# START OF Source records

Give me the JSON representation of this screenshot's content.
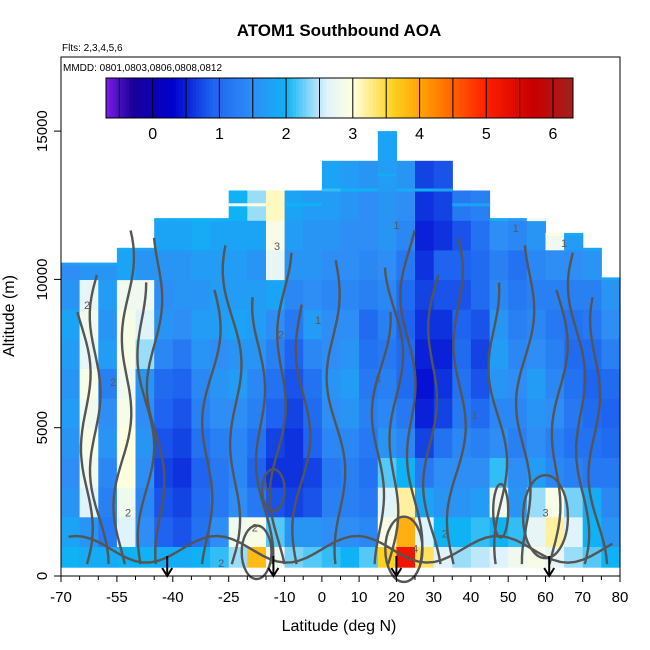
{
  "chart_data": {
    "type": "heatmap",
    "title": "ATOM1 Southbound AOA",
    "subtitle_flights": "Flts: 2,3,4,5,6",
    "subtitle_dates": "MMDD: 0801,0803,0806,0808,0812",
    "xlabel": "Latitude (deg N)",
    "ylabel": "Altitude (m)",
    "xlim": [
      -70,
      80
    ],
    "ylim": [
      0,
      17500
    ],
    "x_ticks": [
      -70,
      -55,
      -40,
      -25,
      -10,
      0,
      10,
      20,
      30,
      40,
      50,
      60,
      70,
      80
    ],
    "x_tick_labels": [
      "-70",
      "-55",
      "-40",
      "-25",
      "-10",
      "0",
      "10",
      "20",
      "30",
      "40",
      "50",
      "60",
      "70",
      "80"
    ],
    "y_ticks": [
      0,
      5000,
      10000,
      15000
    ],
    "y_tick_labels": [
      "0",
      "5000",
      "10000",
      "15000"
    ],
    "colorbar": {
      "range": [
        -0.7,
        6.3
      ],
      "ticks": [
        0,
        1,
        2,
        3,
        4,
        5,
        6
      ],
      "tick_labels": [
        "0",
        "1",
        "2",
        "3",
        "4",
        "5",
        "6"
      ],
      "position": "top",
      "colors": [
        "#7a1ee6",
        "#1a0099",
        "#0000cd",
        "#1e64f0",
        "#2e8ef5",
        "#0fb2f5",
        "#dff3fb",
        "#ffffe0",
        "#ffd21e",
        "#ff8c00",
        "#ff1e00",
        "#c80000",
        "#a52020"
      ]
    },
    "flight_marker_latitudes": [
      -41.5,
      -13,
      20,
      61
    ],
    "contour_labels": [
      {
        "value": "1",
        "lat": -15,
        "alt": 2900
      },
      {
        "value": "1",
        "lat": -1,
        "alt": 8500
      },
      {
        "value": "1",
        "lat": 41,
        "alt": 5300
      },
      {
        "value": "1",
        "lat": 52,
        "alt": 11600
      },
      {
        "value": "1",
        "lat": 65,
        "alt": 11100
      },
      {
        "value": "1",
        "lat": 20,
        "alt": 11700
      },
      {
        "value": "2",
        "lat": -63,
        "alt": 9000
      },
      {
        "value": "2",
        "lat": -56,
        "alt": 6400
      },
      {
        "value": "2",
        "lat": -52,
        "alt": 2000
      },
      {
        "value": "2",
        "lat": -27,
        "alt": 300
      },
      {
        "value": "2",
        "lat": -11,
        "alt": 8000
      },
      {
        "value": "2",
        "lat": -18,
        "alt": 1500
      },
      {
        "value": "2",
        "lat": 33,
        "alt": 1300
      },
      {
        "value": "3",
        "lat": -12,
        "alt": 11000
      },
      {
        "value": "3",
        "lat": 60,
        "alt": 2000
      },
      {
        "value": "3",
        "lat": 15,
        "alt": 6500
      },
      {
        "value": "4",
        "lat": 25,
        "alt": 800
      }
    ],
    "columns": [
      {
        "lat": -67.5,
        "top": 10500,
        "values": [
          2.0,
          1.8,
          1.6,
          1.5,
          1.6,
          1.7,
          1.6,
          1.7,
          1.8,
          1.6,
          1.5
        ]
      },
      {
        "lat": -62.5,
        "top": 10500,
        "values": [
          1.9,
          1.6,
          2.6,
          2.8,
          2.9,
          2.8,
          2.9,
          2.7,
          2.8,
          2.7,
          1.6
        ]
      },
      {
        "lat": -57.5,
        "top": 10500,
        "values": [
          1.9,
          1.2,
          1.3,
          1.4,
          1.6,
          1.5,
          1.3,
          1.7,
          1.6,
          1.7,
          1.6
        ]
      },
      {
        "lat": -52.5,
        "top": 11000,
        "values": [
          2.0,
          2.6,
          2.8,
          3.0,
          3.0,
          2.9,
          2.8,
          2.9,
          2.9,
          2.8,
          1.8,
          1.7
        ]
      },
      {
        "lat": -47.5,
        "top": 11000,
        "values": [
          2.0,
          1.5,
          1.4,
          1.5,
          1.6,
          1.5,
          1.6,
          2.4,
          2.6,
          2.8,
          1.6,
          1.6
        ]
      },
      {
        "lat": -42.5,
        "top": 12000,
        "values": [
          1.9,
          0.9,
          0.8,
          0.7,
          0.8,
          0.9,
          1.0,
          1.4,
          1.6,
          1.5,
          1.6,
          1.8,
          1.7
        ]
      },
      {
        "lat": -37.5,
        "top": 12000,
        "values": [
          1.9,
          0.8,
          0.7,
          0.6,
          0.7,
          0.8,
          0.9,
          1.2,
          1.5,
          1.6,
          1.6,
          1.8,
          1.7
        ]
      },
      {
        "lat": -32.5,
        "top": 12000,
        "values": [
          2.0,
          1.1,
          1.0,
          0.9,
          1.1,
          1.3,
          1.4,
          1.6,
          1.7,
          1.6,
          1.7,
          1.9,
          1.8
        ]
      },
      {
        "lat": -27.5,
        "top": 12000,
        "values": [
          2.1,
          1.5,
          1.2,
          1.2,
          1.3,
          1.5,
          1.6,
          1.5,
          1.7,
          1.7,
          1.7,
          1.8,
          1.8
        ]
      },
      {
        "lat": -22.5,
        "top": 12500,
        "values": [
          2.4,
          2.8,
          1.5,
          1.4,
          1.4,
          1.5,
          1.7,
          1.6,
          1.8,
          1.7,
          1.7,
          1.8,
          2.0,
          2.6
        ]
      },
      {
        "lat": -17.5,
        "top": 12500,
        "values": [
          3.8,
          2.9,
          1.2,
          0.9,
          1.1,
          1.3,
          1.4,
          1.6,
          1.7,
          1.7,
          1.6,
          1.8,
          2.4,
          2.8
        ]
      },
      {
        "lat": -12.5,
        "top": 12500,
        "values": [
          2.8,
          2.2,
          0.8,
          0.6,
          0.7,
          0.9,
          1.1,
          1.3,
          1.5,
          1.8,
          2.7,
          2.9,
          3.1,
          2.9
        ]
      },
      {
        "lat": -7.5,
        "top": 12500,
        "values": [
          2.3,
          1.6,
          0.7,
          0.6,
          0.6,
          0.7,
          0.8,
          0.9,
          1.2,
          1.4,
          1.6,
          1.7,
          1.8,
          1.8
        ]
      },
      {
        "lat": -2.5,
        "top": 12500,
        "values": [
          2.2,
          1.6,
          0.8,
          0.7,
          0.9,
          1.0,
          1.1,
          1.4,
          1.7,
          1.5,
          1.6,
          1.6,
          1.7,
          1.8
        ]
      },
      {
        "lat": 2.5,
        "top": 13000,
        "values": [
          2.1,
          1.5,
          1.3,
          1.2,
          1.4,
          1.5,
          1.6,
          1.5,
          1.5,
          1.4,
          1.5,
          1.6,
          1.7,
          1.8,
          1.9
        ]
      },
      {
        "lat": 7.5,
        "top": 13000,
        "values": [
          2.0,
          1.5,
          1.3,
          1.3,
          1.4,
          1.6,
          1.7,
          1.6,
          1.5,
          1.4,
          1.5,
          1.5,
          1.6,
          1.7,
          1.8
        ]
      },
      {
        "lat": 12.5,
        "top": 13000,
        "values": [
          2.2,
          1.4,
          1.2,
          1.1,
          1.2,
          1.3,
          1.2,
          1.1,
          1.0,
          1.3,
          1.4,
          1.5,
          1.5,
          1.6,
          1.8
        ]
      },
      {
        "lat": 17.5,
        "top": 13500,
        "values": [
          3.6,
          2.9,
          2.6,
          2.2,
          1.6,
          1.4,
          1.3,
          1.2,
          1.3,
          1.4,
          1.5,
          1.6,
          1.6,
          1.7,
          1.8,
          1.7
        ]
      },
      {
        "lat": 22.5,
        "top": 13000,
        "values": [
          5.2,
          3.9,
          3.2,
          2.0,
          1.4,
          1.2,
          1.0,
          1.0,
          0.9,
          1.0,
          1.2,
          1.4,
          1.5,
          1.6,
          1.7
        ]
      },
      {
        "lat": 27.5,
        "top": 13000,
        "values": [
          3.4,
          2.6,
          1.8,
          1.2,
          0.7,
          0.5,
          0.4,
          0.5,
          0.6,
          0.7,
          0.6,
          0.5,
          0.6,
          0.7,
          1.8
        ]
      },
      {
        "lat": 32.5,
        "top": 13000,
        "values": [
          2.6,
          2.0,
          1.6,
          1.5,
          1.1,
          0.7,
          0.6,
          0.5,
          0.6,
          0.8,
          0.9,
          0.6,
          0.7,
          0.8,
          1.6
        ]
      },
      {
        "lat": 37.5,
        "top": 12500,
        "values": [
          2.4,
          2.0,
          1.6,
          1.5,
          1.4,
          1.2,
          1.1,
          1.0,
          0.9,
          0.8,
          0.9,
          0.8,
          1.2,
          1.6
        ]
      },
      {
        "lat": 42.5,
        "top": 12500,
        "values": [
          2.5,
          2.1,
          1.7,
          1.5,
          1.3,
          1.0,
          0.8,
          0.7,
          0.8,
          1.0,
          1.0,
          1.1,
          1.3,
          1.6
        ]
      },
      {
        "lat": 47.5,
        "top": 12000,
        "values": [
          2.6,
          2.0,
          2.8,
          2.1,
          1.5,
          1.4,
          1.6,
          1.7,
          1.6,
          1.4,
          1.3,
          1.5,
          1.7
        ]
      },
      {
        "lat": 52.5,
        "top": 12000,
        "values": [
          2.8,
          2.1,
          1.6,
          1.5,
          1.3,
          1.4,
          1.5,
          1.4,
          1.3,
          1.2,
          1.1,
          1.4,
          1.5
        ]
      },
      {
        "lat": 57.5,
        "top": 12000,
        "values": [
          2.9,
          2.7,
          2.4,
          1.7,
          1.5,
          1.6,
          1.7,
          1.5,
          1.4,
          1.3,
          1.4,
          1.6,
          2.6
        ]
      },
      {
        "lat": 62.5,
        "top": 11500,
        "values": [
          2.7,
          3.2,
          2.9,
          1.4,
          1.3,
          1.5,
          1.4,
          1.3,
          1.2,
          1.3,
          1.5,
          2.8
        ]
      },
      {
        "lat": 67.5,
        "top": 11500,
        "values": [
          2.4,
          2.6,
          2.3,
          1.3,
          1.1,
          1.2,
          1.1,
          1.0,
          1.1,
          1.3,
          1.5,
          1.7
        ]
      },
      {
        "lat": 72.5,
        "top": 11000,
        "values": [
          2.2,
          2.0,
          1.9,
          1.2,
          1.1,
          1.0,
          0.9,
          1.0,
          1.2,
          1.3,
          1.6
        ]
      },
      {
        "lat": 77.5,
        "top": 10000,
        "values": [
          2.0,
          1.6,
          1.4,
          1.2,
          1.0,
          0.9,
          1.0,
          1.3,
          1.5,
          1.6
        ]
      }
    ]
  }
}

# END OF Source records
# START OF Source records

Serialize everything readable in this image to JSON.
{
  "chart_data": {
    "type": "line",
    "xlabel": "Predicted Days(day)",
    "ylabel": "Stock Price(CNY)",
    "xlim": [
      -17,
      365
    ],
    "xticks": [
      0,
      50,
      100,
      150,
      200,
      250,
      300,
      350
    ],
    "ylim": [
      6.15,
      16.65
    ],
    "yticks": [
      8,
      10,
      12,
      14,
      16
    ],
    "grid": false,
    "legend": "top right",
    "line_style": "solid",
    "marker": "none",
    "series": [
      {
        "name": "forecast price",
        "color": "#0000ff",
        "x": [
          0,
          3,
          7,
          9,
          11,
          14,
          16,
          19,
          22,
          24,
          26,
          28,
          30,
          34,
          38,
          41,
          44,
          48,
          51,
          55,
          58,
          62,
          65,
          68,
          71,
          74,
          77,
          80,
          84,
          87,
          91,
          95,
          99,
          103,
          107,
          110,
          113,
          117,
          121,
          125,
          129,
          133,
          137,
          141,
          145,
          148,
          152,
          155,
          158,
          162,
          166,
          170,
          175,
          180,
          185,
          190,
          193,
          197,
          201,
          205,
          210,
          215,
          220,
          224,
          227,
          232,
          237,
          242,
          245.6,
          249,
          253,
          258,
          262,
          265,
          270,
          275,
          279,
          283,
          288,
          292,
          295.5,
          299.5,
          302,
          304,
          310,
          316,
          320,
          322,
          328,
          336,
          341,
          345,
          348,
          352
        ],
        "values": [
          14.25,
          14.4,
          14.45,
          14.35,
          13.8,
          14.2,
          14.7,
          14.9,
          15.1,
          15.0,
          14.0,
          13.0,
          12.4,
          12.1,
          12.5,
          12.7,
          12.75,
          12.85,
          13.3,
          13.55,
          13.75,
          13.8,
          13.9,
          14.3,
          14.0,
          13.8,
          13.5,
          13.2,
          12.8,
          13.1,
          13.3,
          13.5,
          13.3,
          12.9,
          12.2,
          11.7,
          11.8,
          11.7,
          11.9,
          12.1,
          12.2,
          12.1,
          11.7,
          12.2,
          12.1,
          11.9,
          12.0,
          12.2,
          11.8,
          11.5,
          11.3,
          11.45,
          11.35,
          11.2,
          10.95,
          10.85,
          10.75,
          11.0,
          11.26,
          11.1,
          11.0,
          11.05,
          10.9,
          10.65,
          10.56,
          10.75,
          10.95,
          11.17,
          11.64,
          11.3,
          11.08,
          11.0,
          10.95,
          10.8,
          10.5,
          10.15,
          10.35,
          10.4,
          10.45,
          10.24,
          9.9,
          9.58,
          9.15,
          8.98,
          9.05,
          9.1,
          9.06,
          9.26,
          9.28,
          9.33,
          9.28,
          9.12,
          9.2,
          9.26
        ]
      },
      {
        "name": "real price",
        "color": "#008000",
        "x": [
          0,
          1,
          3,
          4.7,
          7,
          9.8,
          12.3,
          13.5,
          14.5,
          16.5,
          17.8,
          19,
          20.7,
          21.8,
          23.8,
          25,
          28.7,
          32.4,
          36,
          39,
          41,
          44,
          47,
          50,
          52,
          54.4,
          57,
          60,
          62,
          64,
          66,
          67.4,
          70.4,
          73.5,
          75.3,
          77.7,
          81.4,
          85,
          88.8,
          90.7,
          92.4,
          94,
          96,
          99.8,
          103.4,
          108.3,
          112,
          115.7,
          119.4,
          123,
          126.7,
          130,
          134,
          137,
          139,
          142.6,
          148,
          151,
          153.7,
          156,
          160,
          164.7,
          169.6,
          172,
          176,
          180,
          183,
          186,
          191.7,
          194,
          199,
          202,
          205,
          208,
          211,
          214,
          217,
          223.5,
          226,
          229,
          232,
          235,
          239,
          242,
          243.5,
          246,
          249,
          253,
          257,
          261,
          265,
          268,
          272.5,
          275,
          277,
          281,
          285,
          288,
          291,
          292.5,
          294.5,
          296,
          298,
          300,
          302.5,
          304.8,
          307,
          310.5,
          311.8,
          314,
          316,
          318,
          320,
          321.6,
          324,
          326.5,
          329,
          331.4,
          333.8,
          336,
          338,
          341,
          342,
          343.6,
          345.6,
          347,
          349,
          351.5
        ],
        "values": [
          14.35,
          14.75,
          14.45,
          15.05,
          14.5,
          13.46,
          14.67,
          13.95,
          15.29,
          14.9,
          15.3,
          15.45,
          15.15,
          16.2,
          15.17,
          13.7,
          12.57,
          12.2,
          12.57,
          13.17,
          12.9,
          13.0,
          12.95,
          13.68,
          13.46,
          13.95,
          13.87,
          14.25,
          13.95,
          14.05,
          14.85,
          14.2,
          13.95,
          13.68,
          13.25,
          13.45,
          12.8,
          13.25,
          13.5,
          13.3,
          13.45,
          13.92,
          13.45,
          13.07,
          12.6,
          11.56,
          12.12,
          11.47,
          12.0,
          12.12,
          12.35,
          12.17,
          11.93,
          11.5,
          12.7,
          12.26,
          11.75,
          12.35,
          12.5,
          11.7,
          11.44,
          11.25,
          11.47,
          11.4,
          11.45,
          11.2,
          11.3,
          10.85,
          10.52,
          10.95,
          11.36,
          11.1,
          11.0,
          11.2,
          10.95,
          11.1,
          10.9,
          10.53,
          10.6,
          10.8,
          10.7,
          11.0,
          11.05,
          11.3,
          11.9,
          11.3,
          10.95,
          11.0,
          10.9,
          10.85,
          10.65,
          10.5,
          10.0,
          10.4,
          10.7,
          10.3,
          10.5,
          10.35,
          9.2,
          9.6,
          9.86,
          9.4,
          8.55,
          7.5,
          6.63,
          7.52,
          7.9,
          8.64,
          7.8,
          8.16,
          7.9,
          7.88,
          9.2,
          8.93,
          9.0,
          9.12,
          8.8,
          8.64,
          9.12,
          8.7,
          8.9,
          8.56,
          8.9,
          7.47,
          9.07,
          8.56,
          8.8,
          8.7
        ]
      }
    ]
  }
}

# END OF Source records

§ What you will do:
Where does the word "ylabel" appear in the listing? List each line that holds it.

§ Finished answer:
    "ylabel": "Altitude (m)",
    "ylabel": "Stock Price(CNY)",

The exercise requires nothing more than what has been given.